-- START Working data --

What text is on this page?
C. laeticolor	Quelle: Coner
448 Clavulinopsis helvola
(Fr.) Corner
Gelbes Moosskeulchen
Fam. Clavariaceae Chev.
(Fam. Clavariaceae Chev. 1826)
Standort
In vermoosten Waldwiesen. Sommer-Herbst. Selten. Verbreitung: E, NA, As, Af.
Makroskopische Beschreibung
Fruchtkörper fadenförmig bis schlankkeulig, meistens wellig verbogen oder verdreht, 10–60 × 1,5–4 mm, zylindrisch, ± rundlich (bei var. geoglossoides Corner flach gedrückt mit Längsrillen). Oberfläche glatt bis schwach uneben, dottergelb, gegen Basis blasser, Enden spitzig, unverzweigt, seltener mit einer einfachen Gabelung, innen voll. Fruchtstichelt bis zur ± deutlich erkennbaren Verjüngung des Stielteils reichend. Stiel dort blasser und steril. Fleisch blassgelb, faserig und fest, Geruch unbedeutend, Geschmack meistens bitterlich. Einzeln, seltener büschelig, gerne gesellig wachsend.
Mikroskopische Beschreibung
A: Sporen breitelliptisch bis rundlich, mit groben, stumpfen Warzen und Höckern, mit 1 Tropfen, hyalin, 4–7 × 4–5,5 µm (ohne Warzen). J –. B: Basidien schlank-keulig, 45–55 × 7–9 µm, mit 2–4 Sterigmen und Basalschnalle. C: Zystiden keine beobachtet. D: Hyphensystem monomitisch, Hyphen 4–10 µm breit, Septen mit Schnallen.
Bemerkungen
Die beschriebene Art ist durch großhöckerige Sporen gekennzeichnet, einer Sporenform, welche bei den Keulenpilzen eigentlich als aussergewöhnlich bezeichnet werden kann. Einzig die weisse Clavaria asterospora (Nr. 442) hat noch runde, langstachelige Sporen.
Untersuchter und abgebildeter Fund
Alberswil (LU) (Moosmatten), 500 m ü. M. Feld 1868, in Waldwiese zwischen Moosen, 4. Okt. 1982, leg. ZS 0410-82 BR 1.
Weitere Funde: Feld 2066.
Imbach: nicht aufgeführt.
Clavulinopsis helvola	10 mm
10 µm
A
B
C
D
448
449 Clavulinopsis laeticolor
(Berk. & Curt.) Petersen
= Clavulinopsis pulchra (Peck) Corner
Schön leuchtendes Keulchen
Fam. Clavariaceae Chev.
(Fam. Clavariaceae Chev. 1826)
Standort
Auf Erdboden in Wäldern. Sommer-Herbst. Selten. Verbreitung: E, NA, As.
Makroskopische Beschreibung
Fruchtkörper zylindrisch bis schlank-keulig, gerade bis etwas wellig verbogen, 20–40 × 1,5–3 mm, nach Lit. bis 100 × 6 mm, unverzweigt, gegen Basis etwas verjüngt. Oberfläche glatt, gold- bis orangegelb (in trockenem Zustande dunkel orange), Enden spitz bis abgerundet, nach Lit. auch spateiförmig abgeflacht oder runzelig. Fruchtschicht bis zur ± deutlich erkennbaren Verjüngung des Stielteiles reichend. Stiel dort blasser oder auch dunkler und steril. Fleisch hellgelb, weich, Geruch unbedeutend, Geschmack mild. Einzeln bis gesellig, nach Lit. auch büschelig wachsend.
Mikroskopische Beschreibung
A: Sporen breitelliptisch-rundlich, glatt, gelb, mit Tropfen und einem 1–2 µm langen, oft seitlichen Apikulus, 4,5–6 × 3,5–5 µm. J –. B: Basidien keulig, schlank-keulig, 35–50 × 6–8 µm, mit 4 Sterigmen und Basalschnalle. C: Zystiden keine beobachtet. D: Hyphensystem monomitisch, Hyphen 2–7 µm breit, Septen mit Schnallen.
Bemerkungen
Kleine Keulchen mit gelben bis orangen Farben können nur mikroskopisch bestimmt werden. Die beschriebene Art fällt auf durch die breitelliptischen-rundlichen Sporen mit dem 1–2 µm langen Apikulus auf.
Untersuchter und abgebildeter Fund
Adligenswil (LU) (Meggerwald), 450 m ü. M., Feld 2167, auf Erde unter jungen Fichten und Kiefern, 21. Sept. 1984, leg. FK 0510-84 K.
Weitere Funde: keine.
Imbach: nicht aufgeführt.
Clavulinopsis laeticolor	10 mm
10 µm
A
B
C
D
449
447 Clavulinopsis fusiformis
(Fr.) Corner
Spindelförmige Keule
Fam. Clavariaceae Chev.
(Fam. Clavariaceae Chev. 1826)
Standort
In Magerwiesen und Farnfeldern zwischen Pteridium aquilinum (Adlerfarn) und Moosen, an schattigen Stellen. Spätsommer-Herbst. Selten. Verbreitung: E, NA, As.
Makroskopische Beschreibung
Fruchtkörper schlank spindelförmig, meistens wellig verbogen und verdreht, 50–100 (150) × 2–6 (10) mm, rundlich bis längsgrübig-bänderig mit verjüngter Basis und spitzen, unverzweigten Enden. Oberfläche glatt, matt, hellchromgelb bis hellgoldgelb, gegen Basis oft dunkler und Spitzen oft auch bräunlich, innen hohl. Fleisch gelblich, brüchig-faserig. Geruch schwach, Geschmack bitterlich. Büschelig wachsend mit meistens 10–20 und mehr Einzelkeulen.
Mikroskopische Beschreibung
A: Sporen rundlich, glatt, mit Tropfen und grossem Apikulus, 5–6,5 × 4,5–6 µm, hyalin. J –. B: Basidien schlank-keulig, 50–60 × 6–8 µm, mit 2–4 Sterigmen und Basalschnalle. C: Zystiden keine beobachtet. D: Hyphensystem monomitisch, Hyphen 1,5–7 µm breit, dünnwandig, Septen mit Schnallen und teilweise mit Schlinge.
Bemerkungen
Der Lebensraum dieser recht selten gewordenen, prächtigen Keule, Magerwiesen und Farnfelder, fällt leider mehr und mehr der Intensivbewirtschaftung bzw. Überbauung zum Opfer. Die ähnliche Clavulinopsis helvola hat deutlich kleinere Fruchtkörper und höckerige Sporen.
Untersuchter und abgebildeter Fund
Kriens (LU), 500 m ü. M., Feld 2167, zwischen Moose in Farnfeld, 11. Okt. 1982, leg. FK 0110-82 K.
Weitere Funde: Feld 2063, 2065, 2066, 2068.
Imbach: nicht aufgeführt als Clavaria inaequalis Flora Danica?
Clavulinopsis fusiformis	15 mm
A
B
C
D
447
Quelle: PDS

-- END Working data --

Write out the whole listing again. Match it word for word.

- Answer to the exercise:
What text is on this page?
C. laeticolor	Quelle: Coner
448 Clavulinopsis helvola
(Fr.) Corner
Gelbes Moosskeulchen
Fam. Clavariaceae Chev.
(Fam. Clavariaceae Chev. 1826)
Standort
In vermoosten Waldwiesen. Sommer-Herbst. Selten. Verbreitung: E, NA, As, Af.
Makroskopische Beschreibung
Fruchtkörper fadenförmig bis schlankkeulig, meistens wellig verbogen oder verdreht, 10–60 × 1,5–4 mm, zylindrisch, ± rundlich (bei var. geoglossoides Corner flach gedrückt mit Längsrillen). Oberfläche glatt bis schwach uneben, dottergelb, gegen Basis blasser, Enden spitzig, unverzweigt, seltener mit einer einfachen Gabelung, innen voll. Fruchtstichelt bis zur ± deutlich erkennbaren Verjüngung des Stielteils reichend. Stiel dort blasser und steril. Fleisch blassgelb, faserig und fest, Geruch unbedeutend, Geschmack meistens bitterlich. Einzeln, seltener büschelig, gerne gesellig wachsend.
Mikroskopische Beschreibung
A: Sporen breitelliptisch bis rundlich, mit groben, stumpfen Warzen und Höckern, mit 1 Tropfen, hyalin, 4–7 × 4–5,5 µm (ohne Warzen). J –. B: Basidien schlank-keulig, 45–55 × 7–9 µm, mit 2–4 Sterigmen und Basalschnalle. C: Zystiden keine beobachtet. D: Hyphensystem monomitisch, Hyphen 4–10 µm breit, Septen mit Schnallen.
Bemerkungen
Die beschriebene Art ist durch großhöckerige Sporen gekennzeichnet, einer Sporenform, welche bei den Keulenpilzen eigentlich als aussergewöhnlich bezeichnet werden kann. Einzig die weisse Clavaria asterospora (Nr. 442) hat noch runde, langstachelige Sporen.
Untersuchter und abgebildeter Fund
Alberswil (LU) (Moosmatten), 500 m ü. M. Feld 1868, in Waldwiese zwischen Moosen, 4. Okt. 1982, leg. ZS 0410-82 BR 1.
Weitere Funde: Feld 2066.
Imbach: nicht aufgeführt.
Clavulinopsis helvola	10 mm
10 µm
A
B
C
D
448
449 Clavulinopsis laeticolor
(Berk. & Curt.) Petersen
= Clavulinopsis pulchra (Peck) Corner
Schön leuchtendes Keulchen
Fam. Clavariaceae Chev.
(Fam. Clavariaceae Chev. 1826)
Standort
Auf Erdboden in Wäldern. Sommer-Herbst. Selten. Verbreitung: E, NA, As.
Makroskopische Beschreibung
Fruchtkörper zylindrisch bis schlank-keulig, gerade bis etwas wellig verbogen, 20–40 × 1,5–3 mm, nach Lit. bis 100 × 6 mm, unverzweigt, gegen Basis etwas verjüngt. Oberfläche glatt, gold- bis orangegelb (in trockenem Zustande dunkel orange), Enden spitz bis abgerundet, nach Lit. auch spateiförmig abgeflacht oder runzelig. Fruchtschicht bis zur ± deutlich erkennbaren Verjüngung des Stielteiles reichend. Stiel dort blasser oder auch dunkler und steril. Fleisch hellgelb, weich, Geruch unbedeutend, Geschmack mild. Einzeln bis gesellig, nach Lit. auch büschelig wachsend.
Mikroskopische Beschreibung
A: Sporen breitelliptisch-rundlich, glatt, gelb, mit Tropfen und einem 1–2 µm langen, oft seitlichen Apikulus, 4,5–6 × 3,5–5 µm. J –. B: Basidien keulig, schlank-keulig, 35–50 × 6–8 µm, mit 4 Sterigmen und Basalschnalle. C: Zystiden keine beobachtet. D: Hyphensystem monomitisch, Hyphen 2–7 µm breit, Septen mit Schnallen.
Bemerkungen
Kleine Keulchen mit gelben bis orangen Farben können nur mikroskopisch bestimmt werden. Die beschriebene Art fällt auf durch die breitelliptischen-rundlichen Sporen mit dem 1–2 µm langen Apikulus auf.
Untersuchter und abgebildeter Fund
Adligenswil (LU) (Meggerwald), 450 m ü. M., Feld 2167, auf Erde unter jungen Fichten und Kiefern, 21. Sept. 1984, leg. FK 0510-84 K.
Weitere Funde: keine.
Imbach: nicht aufgeführt.
Clavulinopsis laeticolor	10 mm
10 µm
A
B
C
D
449
447 Clavulinopsis fusiformis
(Fr.) Corner
Spindelförmige Keule
Fam. Clavariaceae Chev.
(Fam. Clavariaceae Chev. 1826)
Standort
In Magerwiesen und Farnfeldern zwischen Pteridium aquilinum (Adlerfarn) und Moosen, an schattigen Stellen. Spätsommer-Herbst. Selten. Verbreitung: E, NA, As.
Makroskopische Beschreibung
Fruchtkörper schlank spindelförmig, meistens wellig verbogen und verdreht, 50–100 (150) × 2–6 (10) mm, rundlich bis längsgrübig-bänderig mit verjüngter Basis und spitzen, unverzweigten Enden. Oberfläche glatt, matt, hellchromgelb bis hellgoldgelb, gegen Basis oft dunkler und Spitzen oft auch bräunlich, innen hohl. Fleisch gelblich, brüchig-faserig. Geruch schwach, Geschmack bitterlich. Büschelig wachsend mit meistens 10–20 und mehr Einzelkeulen.
Mikroskopische Beschreibung
A: Sporen rundlich, glatt, mit Tropfen und grossem Apikulus, 5–6,5 × 4,5–6 µm, hyalin. J –. B: Basidien schlank-keulig, 50–60 × 6–8 µm, mit 2–4 Sterigmen und Basalschnalle. C: Zystiden keine beobachtet. D: Hyphensystem monomitisch, Hyphen 1,5–7 µm breit, dünnwandig, Septen mit Schnallen und teilweise mit Schlinge.
Bemerkungen
Der Lebensraum dieser recht selten gewordenen, prächtigen Keule, Magerwiesen und Farnfelder, fällt leider mehr und mehr der Intensivbewirtschaftung bzw. Überbauung zum Opfer. Die ähnliche Clavulinopsis helvola hat deutlich kleinere Fruchtkörper und höckerige Sporen.
Untersuchter und abgebildeter Fund
Kriens (LU), 500 m ü. M., Feld 2167, zwischen Moose in Farnfeld, 11. Okt. 1982, leg. FK 0110-82 K.
Weitere Funde: Feld 2063, 2065, 2066, 2068.
Imbach: nicht aufgeführt als Clavaria inaequalis Flora Danica?
Clavulinopsis fusiformis	15 mm
A
B
C
D
447
Quelle: PDS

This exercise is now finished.